> [What you should do] Report every line from the material that contains the word "安全第一".

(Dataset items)
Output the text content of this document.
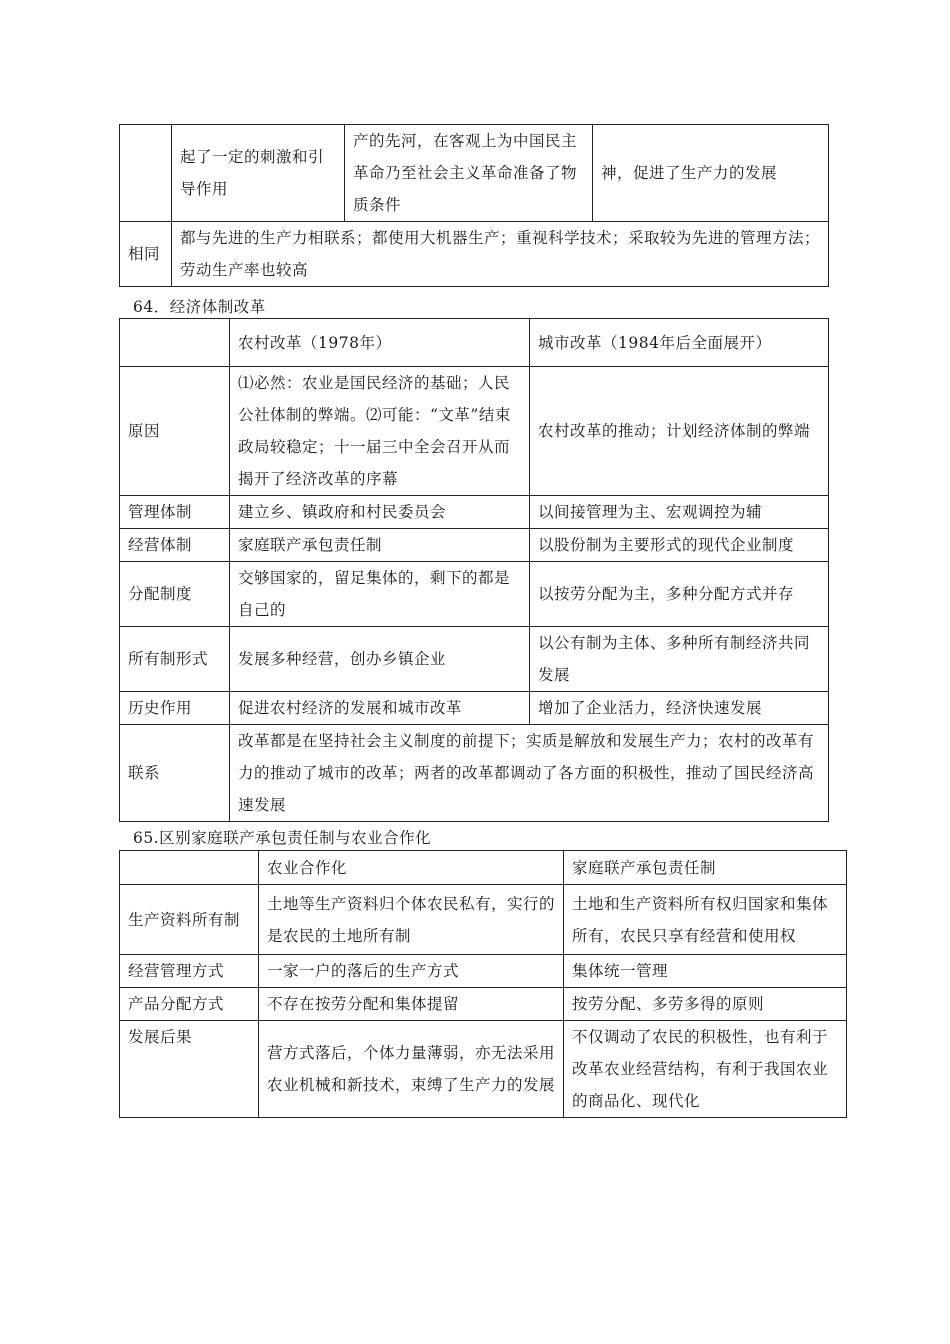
	起了一定的刺激和引导作用	产的先河，在客观上为中国民主革命乃至社会主义革命准备了物质条件	神，促进了生产力的发展
相同	都与先进的生产力相联系；都使用大机器生产；重视科学技术；采取较为先进的管理方法；劳动生产率也较高		
64．经济体制改革
	农村改革（1978年）	城市改革（1984年后全面展开）
原因	⑴必然：农业是国民经济的基础；人民公社体制的弊端。⑵可能：“文革”结束政局较稳定；十一届三中全会召开从而揭开了经济改革的序幕	农村改革的推动；计划经济体制的弊端
管理体制	建立乡、镇政府和村民委员会	以间接管理为主、宏观调控为辅
经营体制	家庭联产承包责任制	以股份制为主要形式的现代企业制度
分配制度	交够国家的，留足集体的，剩下的都是自己的	以按劳分配为主，多种分配方式并存
所有制形式	发展多种经营，创办乡镇企业	以公有制为主体、多种所有制经济共同发展
历史作用	促进农村经济的发展和城市改革	增加了企业活力，经济快速发展
联系	改革都是在坚持社会主义制度的前提下；实质是解放和发展生产力；农村的改革有力的推动了城市的改革；两者的改革都调动了各方面的积极性，推动了国民经济高速发展	
65.区别家庭联产承包责任制与农业合作化
	农业合作化	家庭联产承包责任制
生产资料所有制	土地等生产资料归个体农民私有，实行的是农民的土地所有制	土地和生产资料所有权归国家和集体所有，农民只享有经营和使用权
经营管理方式	一家一户的落后的生产方式	集体统一管理
产品分配方式	不存在按劳分配和集体提留	按劳分配、多劳多得的原则
发展后果	营方式落后，个体力量薄弱，亦无法采用农业机械和新技术，束缚了生产力的发展	不仅调动了农民的积极性，也有利于改革农业经营结构，有利于我国农业的商品化、现代化
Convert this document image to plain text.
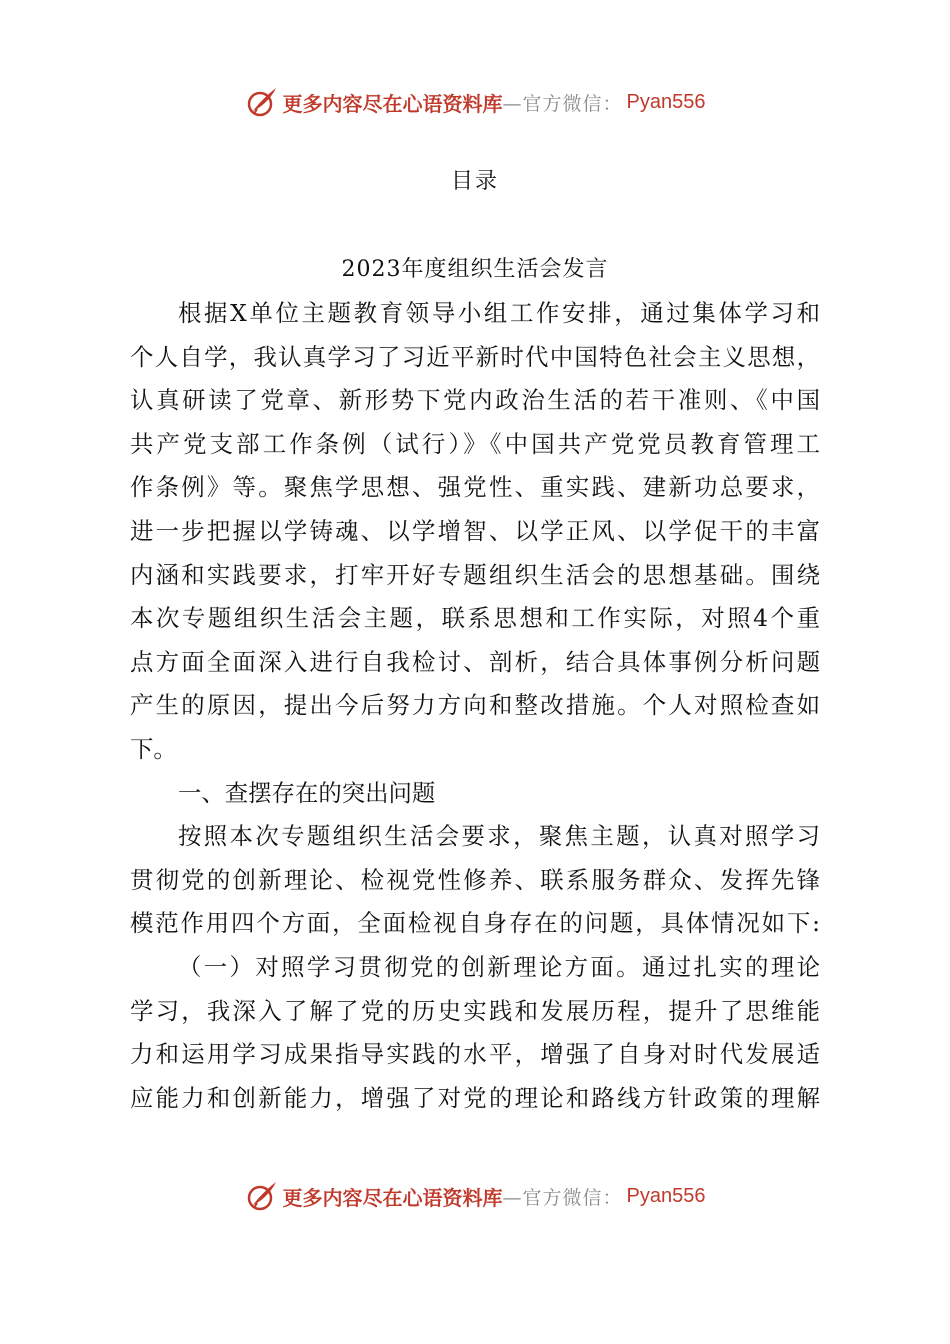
更多内容尽在心语资料库 —官方微信： Pyan556
目录
2023年度组织生活会发言
根据X单位主题教育领导小组工作安排，通过集体学习和
个人自学，我认真学习了习近平新时代中国特色社会主义思想，
认真研读了党章、新形势下党内政治生活的若干准则、《中国
共产党支部工作条例（试行）》《中国共产党党员教育管理工
作条例》等。聚焦学思想、强党性、重实践、建新功总要求，
进一步把握以学铸魂、以学增智、以学正风、以学促干的丰富
内涵和实践要求，打牢开好专题组织生活会的思想基础。围绕
本次专题组织生活会主题，联系思想和工作实际，对照4个重
点方面全面深入进行自我检讨、剖析，结合具体事例分析问题
产生的原因，提出今后努力方向和整改措施。个人对照检查如
下。
一、查摆存在的突出问题
按照本次专题组织生活会要求，聚焦主题，认真对照学习
贯彻党的创新理论、检视党性修养、联系服务群众、发挥先锋
模范作用四个方面，全面检视自身存在的问题，具体情况如下:
（一）对照学习贯彻党的创新理论方面。通过扎实的理论
学习，我深入了解了党的历史实践和发展历程，提升了思维能
力和运用学习成果指导实践的水平，增强了自身对时代发展适
应能力和创新能力，增强了对党的理论和路线方针政策的理解
更多内容尽在心语资料库 —官方微信： Pyan556
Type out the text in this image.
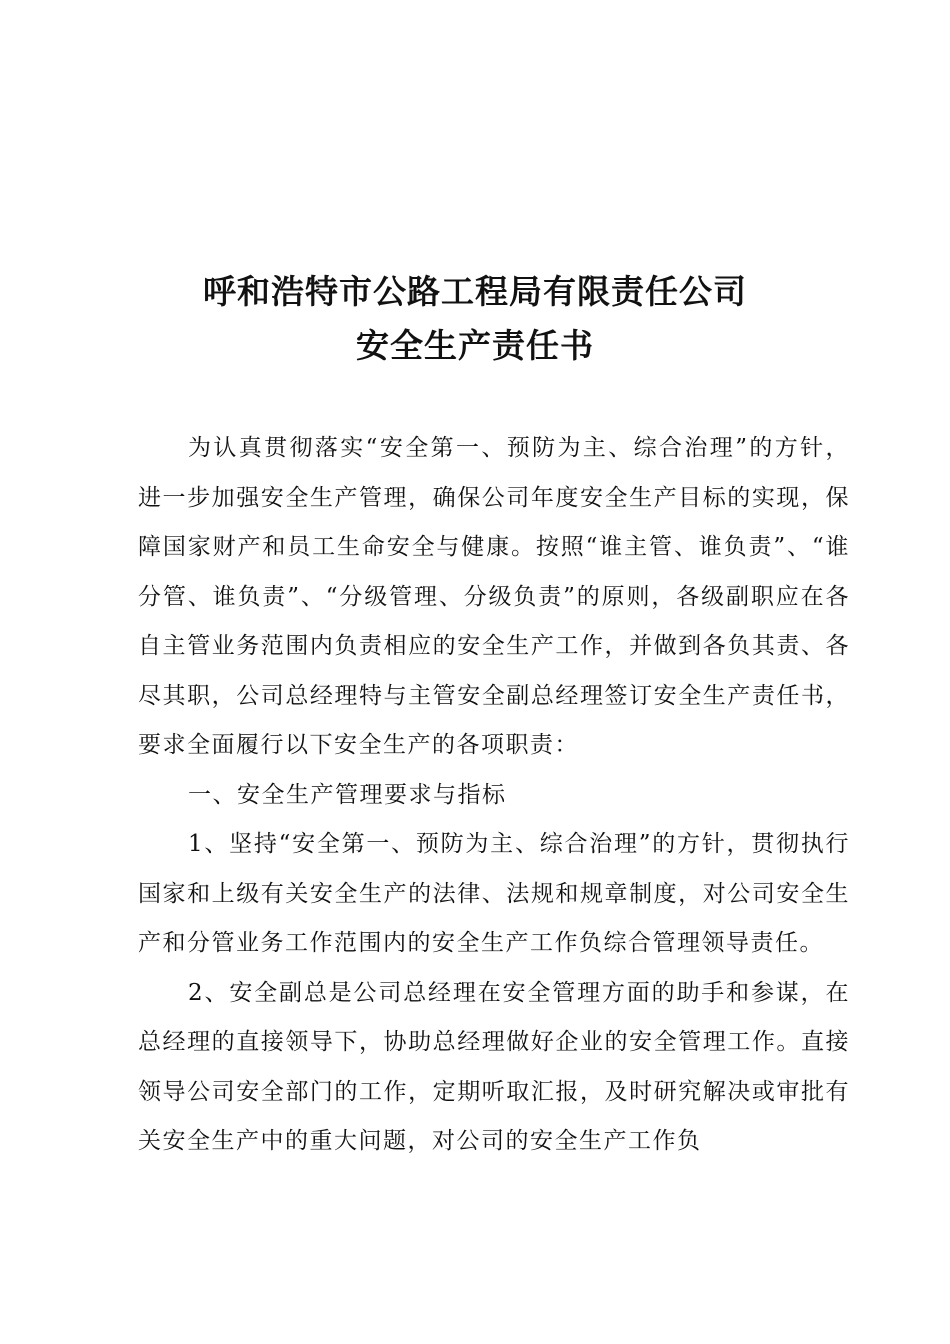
呼和浩特市公路工程局有限责任公司
安全生产责任书

为认真贯彻落实“安全第一、预防为主、综合治理”的方针，进一步加强安全生产管理，确保公司年度安全生产目标的实现，保障国家财产和员工生命安全与健康。按照“谁主管、谁负责”、“谁分管、谁负责”、“分级管理、分级负责”的原则，各级副职应在各自主管业务范围内负责相应的安全生产工作，并做到各负其责、各尽其职，公司总经理特与主管安全副总经理签订安全生产责任书，要求全面履行以下安全生产的各项职责：

一、安全生产管理要求与指标

1、坚持“安全第一、预防为主、综合治理”的方针，贯彻执行国家和上级有关安全生产的法律、法规和规章制度，对公司安全生产和分管业务工作范围内的安全生产工作负综合管理领导责任。

2、安全副总是公司总经理在安全管理方面的助手和参谋，在总经理的直接领导下，协助总经理做好企业的安全管理工作。直接领导公司安全部门的工作，定期听取汇报，及时研究解决或审批有关安全生产中的重大问题，对公司的安全生产工作负
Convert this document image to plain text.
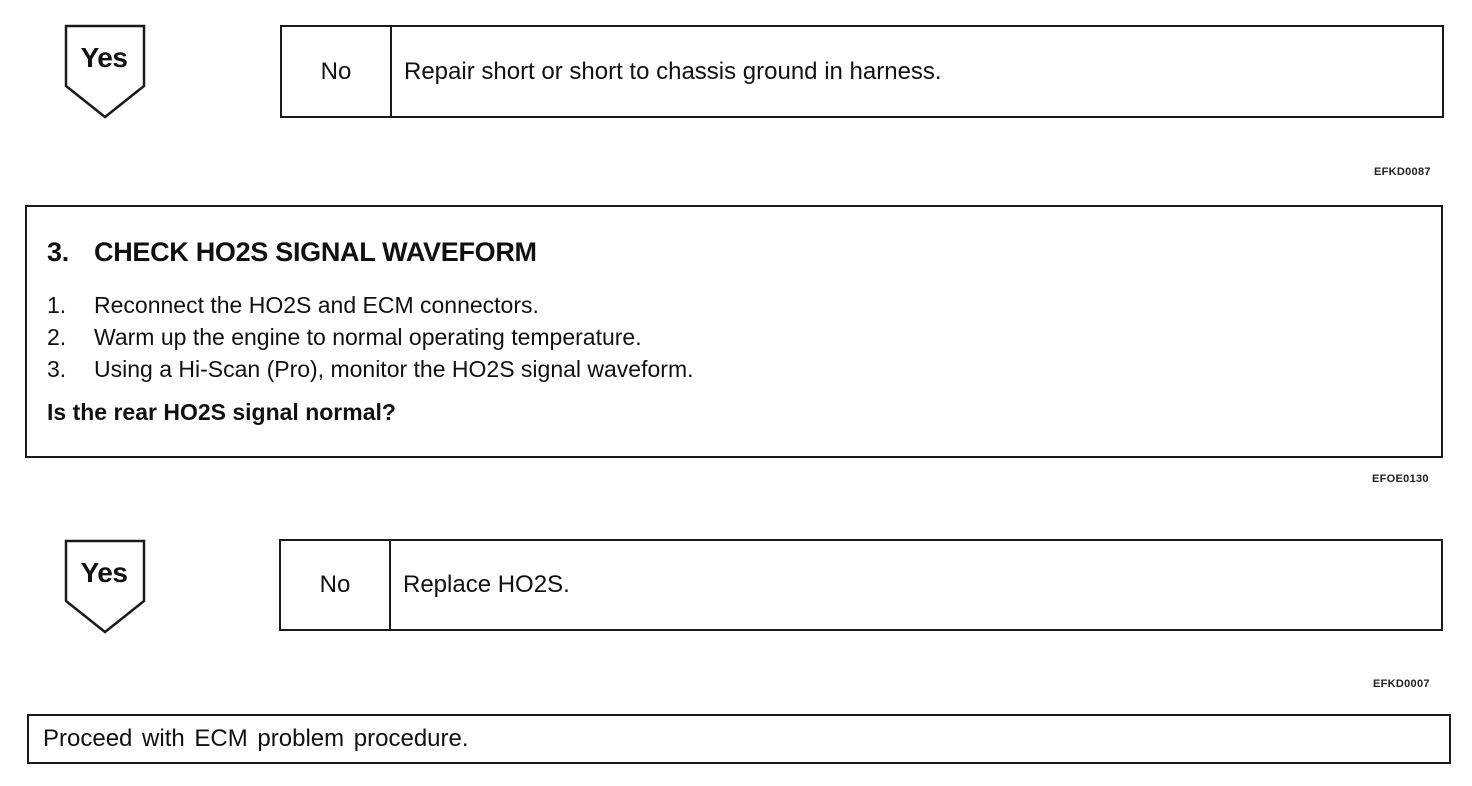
Yes	No	Repair short or short to chassis ground in harness.
EFKD0087
3. CHECK HO2S SIGNAL WAVEFORM
1. Reconnect the HO2S and ECM connectors.
2. Warm up the engine to normal operating temperature.
3. Using a Hi-Scan (Pro), monitor the HO2S signal waveform.
Is the rear HO2S signal normal?
EFOE0130
Yes	No	Replace HO2S.
EFKD0007
Proceed with ECM problem procedure.
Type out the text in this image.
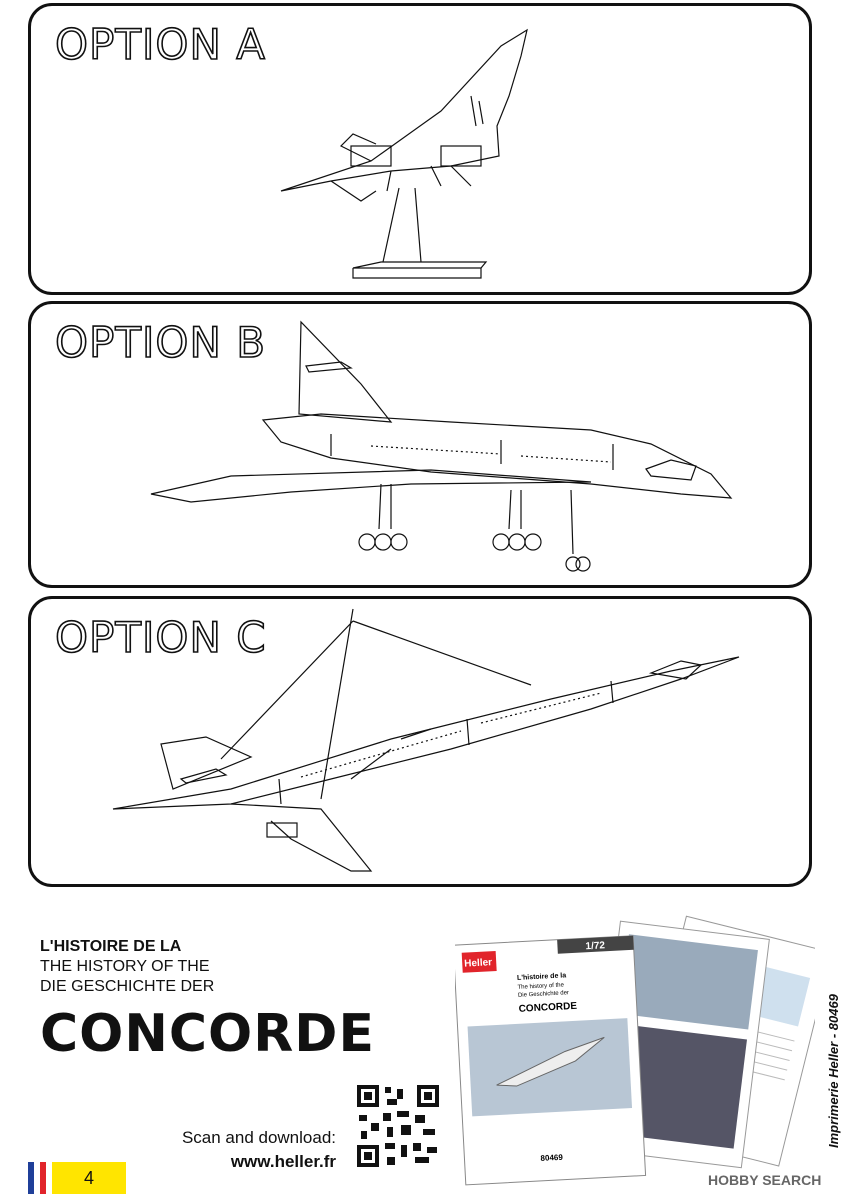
OPTION A
OPTION B
OPTION C
L'HISTOIRE DE LA
THE HISTORY OF THE
DIE GESCHICHTE DER
CONCORDE
Scan and download:
www.heller.fr
1/72
Heller
L'histoire de la
The history of the
Die Geschichte der
CONCORDE
80469
Imprimerie Heller - 80469
4	HOBBY SEARCH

> [Written response]
为认真贯彻落实“安全第一、预防为主、综合治理”的方针，进一步加强安全生产管理，确保公司年度安全生产目标的实现，保障国家财产和员工生命安全与健康。按照“谁主管、谁负责”、“谁分管、谁负责”、“分级管理、分级负责”的原则，各级副职应在各自主管业务范围内负责相应的安全生产工作，并做到各负其责、各尽其职，公司总经理特与主管安全副总经理签订安全生产责任书，要求全面履行以下安全生产的各项职责：
1、坚持“安全第一、预防为主、综合治理”的方针，贯彻执行国家和上级有关安全生产的法律、法规和规章制度，对公司安全生产和分管业务工作范围内的安全生产工作负综合管理领导责任。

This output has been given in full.